Dataset excerpt:

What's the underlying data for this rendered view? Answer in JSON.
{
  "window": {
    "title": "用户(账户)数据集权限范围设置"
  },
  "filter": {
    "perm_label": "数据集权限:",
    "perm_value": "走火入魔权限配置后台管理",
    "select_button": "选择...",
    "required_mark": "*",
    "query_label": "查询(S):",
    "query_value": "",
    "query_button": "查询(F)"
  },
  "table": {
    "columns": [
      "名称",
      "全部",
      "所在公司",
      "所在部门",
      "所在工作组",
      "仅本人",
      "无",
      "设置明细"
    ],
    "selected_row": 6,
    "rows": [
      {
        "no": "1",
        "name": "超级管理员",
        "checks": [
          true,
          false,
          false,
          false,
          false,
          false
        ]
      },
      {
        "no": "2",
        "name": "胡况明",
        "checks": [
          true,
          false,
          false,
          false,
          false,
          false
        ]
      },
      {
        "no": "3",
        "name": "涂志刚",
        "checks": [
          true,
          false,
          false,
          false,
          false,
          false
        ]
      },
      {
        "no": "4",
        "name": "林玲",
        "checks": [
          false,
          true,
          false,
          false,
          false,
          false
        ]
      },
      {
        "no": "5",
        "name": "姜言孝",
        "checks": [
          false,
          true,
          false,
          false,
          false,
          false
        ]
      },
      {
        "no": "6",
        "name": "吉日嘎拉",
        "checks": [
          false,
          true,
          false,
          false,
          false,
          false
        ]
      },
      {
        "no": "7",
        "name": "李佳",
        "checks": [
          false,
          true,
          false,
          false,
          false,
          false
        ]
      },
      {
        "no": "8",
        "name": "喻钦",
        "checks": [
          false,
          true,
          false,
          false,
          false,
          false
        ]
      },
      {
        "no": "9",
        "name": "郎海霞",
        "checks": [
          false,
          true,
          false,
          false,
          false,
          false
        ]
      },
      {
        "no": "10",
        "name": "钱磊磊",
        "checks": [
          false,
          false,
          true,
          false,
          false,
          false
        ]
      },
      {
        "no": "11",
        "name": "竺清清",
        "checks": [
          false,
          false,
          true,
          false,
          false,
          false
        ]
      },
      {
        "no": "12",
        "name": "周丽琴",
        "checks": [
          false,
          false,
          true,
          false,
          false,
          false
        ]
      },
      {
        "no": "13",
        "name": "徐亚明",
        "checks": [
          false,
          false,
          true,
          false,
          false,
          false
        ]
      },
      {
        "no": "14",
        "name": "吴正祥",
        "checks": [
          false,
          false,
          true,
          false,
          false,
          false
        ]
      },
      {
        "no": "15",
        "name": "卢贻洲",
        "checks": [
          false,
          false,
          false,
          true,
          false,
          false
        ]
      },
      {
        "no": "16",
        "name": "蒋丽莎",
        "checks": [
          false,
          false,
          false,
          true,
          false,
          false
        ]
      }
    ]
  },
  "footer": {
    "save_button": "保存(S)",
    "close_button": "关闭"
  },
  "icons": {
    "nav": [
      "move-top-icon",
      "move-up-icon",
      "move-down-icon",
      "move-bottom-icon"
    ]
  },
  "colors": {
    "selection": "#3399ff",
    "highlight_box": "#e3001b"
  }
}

Task statement
Copy each record from above without leaving any out.

Result
What's the underlying data for this rendered view? Answer in JSON.
{
  "window": {
    "title": "用户(账户)数据集权限范围设置"
  },
  "filter": {
    "perm_label": "数据集权限:",
    "perm_value": "走火入魔权限配置后台管理",
    "select_button": "选择...",
    "required_mark": "*",
    "query_label": "查询(S):",
    "query_value": "",
    "query_button": "查询(F)"
  },
  "table": {
    "columns": [
      "名称",
      "全部",
      "所在公司",
      "所在部门",
      "所在工作组",
      "仅本人",
      "无",
      "设置明细"
    ],
    "selected_row": 6,
    "rows": [
      {
        "no": "1",
        "name": "超级管理员",
        "checks": [
          true,
          false,
          false,
          false,
          false,
          false
        ]
      },
      {
        "no": "2",
        "name": "胡况明",
        "checks": [
          true,
          false,
          false,
          false,
          false,
          false
        ]
      },
      {
        "no": "3",
        "name": "涂志刚",
        "checks": [
          true,
          false,
          false,
          false,
          false,
          false
        ]
      },
      {
        "no": "4",
        "name": "林玲",
        "checks": [
          false,
          true,
          false,
          false,
          false,
          false
        ]
      },
      {
        "no": "5",
        "name": "姜言孝",
        "checks": [
          false,
          true,
          false,
          false,
          false,
          false
        ]
      },
      {
        "no": "6",
        "name": "吉日嘎拉",
        "checks": [
          false,
          true,
          false,
          false,
          false,
          false
        ]
      },
      {
        "no": "7",
        "name": "李佳",
        "checks": [
          false,
          true,
          false,
          false,
          false,
          false
        ]
      },
      {
        "no": "8",
        "name": "喻钦",
        "checks": [
          false,
          true,
          false,
          false,
          false,
          false
        ]
      },
      {
        "no": "9",
        "name": "郎海霞",
        "checks": [
          false,
          true,
          false,
          false,
          false,
          false
        ]
      },
      {
        "no": "10",
        "name": "钱磊磊",
        "checks": [
          false,
          false,
          true,
          false,
          false,
          false
        ]
      },
      {
        "no": "11",
        "name": "竺清清",
        "checks": [
          false,
          false,
          true,
          false,
          false,
          false
        ]
      },
      {
        "no": "12",
        "name": "周丽琴",
        "checks": [
          false,
          false,
          true,
          false,
          false,
          false
        ]
      },
      {
        "no": "13",
        "name": "徐亚明",
        "checks": [
          false,
          false,
          true,
          false,
          false,
          false
        ]
      },
      {
        "no": "14",
        "name": "吴正祥",
        "checks": [
          false,
          false,
          true,
          false,
          false,
          false
        ]
      },
      {
        "no": "15",
        "name": "卢贻洲",
        "checks": [
          false,
          false,
          false,
          true,
          false,
          false
        ]
      },
      {
        "no": "16",
        "name": "蒋丽莎",
        "checks": [
          false,
          false,
          false,
          true,
          false,
          false
        ]
      }
    ]
  },
  "footer": {
    "save_button": "保存(S)",
    "close_button": "关闭"
  },
  "icons": {
    "nav": [
      "move-top-icon",
      "move-up-icon",
      "move-down-icon",
      "move-bottom-icon"
    ]
  },
  "colors": {
    "selection": "#3399ff",
    "highlight_box": "#e3001b"
  }
}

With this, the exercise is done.